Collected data
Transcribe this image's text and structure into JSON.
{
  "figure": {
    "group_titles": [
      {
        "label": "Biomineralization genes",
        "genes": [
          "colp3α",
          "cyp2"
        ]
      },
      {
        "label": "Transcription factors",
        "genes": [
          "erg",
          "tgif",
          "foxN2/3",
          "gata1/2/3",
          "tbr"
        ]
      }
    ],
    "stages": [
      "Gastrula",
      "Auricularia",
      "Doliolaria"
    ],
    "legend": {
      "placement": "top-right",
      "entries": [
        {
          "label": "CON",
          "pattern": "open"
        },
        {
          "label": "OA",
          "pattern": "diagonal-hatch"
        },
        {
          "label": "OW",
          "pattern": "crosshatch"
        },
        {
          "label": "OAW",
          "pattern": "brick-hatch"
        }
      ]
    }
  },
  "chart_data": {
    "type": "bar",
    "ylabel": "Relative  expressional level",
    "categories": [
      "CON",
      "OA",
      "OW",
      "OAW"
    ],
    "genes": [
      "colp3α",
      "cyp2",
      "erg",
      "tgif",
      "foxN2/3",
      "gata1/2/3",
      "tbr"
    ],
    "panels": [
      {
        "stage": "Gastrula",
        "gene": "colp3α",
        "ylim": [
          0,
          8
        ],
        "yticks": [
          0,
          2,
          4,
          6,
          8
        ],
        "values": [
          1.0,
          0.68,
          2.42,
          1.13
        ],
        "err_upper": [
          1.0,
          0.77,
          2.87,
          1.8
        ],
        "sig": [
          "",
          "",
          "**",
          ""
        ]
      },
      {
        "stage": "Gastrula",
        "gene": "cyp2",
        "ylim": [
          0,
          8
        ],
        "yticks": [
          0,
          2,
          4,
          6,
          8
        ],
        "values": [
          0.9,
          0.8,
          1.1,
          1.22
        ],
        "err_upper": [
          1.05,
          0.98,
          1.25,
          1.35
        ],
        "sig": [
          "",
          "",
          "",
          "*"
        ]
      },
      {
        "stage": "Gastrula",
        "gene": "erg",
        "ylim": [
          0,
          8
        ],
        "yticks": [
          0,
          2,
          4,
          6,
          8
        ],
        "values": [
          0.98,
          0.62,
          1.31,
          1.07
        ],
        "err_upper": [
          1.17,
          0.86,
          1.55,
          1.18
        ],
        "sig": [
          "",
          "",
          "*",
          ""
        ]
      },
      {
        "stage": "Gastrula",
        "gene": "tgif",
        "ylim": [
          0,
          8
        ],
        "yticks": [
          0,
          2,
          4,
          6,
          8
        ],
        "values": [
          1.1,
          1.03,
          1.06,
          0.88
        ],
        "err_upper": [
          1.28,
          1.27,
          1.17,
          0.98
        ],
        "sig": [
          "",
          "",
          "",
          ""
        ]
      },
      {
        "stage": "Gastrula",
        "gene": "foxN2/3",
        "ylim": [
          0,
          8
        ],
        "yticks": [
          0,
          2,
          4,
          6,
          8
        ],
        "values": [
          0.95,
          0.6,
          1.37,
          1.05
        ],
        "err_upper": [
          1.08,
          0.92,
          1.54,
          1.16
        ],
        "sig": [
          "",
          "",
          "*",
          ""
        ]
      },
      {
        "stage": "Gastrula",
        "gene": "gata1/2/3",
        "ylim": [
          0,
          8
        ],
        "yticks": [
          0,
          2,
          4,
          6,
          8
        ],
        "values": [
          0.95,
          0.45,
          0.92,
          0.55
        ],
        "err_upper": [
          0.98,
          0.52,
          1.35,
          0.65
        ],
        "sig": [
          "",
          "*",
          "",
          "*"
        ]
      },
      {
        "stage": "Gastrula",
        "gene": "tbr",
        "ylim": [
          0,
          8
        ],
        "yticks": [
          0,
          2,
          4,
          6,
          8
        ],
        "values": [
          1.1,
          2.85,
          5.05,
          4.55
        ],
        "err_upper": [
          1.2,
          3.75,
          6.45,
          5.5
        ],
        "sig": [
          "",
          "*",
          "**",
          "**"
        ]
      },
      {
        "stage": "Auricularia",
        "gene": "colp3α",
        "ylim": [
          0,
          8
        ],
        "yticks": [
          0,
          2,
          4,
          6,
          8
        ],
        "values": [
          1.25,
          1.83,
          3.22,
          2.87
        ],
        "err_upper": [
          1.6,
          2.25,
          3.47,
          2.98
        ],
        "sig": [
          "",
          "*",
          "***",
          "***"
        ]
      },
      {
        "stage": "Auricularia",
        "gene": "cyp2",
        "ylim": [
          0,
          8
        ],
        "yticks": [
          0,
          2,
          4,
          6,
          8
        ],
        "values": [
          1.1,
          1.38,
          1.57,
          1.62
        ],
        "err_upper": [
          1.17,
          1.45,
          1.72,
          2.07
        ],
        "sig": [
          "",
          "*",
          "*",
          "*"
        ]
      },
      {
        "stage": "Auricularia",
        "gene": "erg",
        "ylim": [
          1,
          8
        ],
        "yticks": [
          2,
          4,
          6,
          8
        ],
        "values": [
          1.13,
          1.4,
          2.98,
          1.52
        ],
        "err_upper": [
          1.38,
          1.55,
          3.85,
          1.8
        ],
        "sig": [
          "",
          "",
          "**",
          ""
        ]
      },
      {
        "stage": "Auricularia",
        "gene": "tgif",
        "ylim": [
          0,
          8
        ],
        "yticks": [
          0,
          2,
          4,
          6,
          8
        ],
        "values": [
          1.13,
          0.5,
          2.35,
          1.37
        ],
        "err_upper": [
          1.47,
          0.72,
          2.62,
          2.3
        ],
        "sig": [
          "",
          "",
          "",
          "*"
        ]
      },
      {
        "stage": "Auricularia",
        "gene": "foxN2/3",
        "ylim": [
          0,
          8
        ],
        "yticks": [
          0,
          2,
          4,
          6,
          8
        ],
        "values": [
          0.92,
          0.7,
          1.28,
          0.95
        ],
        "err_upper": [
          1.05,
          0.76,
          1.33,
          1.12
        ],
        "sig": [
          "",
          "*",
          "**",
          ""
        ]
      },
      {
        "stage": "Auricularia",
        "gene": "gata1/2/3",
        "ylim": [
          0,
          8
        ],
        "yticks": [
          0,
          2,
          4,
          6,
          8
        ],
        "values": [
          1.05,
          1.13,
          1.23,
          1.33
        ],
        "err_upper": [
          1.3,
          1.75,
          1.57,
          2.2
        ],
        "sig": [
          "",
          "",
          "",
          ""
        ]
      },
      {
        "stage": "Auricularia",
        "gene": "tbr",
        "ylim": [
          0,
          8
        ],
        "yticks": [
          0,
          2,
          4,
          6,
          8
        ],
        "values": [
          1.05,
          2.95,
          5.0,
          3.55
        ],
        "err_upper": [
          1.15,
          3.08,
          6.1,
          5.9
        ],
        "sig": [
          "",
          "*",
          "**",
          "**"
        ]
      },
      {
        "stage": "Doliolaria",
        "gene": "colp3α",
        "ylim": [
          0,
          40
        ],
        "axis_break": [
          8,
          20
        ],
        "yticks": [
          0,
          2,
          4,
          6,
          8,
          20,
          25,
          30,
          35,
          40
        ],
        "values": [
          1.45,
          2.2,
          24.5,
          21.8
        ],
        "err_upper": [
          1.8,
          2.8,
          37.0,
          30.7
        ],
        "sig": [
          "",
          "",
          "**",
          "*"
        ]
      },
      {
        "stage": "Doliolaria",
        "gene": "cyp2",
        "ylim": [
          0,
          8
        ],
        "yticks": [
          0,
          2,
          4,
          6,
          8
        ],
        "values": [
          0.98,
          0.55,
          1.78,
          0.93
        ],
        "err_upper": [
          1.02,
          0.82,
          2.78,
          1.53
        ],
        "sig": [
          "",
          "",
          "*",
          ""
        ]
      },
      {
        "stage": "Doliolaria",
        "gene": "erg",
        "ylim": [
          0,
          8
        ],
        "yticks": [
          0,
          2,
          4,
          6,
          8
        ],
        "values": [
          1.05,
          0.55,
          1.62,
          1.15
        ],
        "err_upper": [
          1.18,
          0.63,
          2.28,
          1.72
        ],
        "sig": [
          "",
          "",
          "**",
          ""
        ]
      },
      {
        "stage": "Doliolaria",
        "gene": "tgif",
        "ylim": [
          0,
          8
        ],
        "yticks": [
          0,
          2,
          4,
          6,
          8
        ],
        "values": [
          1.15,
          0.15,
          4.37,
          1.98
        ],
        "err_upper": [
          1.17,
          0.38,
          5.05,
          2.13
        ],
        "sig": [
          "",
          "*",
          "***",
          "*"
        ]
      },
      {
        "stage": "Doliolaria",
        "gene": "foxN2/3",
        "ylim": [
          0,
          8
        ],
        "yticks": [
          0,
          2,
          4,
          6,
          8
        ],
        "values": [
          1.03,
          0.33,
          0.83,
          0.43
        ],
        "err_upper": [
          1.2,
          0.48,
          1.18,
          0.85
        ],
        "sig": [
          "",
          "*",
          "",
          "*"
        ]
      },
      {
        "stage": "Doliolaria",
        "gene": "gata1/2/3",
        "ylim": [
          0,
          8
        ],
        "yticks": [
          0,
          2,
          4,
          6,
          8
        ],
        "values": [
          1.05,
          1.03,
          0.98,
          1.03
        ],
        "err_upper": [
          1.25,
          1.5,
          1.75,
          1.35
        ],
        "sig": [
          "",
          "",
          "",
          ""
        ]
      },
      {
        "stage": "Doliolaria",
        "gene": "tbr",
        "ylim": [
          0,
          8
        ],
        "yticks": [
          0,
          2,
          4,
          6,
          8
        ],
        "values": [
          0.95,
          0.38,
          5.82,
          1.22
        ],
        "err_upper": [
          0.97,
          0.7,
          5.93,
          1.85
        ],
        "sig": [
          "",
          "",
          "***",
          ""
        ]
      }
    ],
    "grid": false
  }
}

Work order:
Scan the records for the word "genes", and copy each line where it is found.

Solution for this exercise:
        "label": "Biomineralization genes",
        "genes": [
        "genes": [
    "genes": [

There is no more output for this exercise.